What this task involves:
Reproduce exactly the line in which "What does this" occurs and all the lines after it, ending with the last line.

>> Begin Data records

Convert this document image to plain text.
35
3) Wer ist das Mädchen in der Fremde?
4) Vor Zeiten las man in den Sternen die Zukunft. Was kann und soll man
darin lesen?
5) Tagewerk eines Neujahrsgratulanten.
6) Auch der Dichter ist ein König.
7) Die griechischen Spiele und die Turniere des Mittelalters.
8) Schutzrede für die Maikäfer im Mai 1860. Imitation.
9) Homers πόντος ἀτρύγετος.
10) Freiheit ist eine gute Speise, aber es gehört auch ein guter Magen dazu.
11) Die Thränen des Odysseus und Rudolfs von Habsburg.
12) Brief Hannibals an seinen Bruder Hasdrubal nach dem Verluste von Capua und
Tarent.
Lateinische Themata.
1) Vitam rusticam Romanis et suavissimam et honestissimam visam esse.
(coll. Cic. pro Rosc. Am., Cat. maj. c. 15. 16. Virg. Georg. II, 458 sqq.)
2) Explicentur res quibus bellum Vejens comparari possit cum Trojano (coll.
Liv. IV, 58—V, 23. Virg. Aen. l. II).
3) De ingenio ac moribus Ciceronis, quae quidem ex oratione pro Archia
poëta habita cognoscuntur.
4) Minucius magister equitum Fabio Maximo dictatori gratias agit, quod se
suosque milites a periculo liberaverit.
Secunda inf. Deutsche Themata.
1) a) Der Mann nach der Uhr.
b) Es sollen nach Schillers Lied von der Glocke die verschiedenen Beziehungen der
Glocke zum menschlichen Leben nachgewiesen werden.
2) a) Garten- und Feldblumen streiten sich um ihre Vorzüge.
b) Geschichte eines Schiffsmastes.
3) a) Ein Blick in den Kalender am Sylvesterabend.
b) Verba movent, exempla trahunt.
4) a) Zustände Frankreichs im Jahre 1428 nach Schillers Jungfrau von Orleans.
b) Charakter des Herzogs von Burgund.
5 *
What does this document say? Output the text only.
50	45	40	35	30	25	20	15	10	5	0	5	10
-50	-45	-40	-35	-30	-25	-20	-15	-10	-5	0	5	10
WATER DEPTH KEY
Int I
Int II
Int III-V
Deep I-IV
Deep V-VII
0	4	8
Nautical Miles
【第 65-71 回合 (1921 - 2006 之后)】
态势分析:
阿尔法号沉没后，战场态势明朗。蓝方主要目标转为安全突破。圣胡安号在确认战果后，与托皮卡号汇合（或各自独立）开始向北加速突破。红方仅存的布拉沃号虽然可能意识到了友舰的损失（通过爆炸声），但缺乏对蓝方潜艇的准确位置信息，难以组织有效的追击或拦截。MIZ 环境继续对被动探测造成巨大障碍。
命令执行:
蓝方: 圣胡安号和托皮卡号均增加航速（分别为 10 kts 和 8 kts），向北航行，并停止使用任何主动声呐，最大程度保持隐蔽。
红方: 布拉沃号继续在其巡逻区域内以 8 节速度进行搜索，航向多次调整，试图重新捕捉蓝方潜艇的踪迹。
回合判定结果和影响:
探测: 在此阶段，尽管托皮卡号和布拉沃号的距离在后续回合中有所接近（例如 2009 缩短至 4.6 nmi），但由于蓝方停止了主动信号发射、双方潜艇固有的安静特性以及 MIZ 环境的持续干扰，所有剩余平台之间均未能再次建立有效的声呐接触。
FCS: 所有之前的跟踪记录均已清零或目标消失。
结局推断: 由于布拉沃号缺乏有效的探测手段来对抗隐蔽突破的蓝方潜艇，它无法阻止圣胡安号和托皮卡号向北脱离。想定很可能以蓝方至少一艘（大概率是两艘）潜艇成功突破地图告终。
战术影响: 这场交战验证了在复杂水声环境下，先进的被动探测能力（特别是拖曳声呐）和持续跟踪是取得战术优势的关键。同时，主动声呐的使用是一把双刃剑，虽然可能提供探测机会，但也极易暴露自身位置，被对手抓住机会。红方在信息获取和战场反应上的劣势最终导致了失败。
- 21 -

>> End Data records

Problem solution:
What does this document say? Output the text only.
50	45	40	35	30	25	20	15	10	5	0	5	10
-50	-45	-40	-35	-30	-25	-20	-15	-10	-5	0	5	10
WATER DEPTH KEY
Int I
Int II
Int III-V
Deep I-IV
Deep V-VII
0	4	8
Nautical Miles
【第 65-71 回合 (1921 - 2006 之后)】
态势分析:
阿尔法号沉没后，战场态势明朗。蓝方主要目标转为安全突破。圣胡安号在确认战果后，与托皮卡号汇合（或各自独立）开始向北加速突破。红方仅存的布拉沃号虽然可能意识到了友舰的损失（通过爆炸声），但缺乏对蓝方潜艇的准确位置信息，难以组织有效的追击或拦截。MIZ 环境继续对被动探测造成巨大障碍。
命令执行:
蓝方: 圣胡安号和托皮卡号均增加航速（分别为 10 kts 和 8 kts），向北航行，并停止使用任何主动声呐，最大程度保持隐蔽。
红方: 布拉沃号继续在其巡逻区域内以 8 节速度进行搜索，航向多次调整，试图重新捕捉蓝方潜艇的踪迹。
回合判定结果和影响:
探测: 在此阶段，尽管托皮卡号和布拉沃号的距离在后续回合中有所接近（例如 2009 缩短至 4.6 nmi），但由于蓝方停止了主动信号发射、双方潜艇固有的安静特性以及 MIZ 环境的持续干扰，所有剩余平台之间均未能再次建立有效的声呐接触。
FCS: 所有之前的跟踪记录均已清零或目标消失。
结局推断: 由于布拉沃号缺乏有效的探测手段来对抗隐蔽突破的蓝方潜艇，它无法阻止圣胡安号和托皮卡号向北脱离。想定很可能以蓝方至少一艘（大概率是两艘）潜艇成功突破地图告终。
战术影响: 这场交战验证了在复杂水声环境下，先进的被动探测能力（特别是拖曳声呐）和持续跟踪是取得战术优势的关键。同时，主动声呐的使用是一把双刃剑，虽然可能提供探测机会，但也极易暴露自身位置，被对手抓住机会。红方在信息获取和战场反应上的劣势最终导致了失败。
- 21 -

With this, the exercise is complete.